» WHAT IS ASKED
Return the lines where the word "India" occurs.

○ ○ ○

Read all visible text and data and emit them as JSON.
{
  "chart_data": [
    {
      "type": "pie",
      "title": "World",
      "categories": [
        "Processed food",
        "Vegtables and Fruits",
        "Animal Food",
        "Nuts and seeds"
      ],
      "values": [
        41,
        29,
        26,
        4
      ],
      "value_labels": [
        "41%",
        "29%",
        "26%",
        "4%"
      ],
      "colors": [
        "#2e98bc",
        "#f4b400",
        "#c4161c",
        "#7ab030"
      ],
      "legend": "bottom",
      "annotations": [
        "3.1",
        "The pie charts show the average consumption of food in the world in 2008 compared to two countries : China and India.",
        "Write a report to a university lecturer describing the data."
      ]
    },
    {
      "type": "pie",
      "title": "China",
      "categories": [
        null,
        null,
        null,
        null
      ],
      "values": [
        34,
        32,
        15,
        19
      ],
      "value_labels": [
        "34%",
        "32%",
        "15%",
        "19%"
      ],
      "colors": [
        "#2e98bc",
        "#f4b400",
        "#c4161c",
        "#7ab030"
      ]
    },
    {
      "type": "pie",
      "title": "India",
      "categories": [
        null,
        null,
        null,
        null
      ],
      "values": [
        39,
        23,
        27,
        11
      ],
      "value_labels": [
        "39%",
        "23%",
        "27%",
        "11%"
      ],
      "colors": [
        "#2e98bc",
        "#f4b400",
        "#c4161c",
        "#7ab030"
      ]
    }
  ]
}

○ ○ ○

» FINISHED EXERCISE
        "The pie charts show the average consumption of food in the world in 2008 compared to two countries : China and India.",
      "title": "India",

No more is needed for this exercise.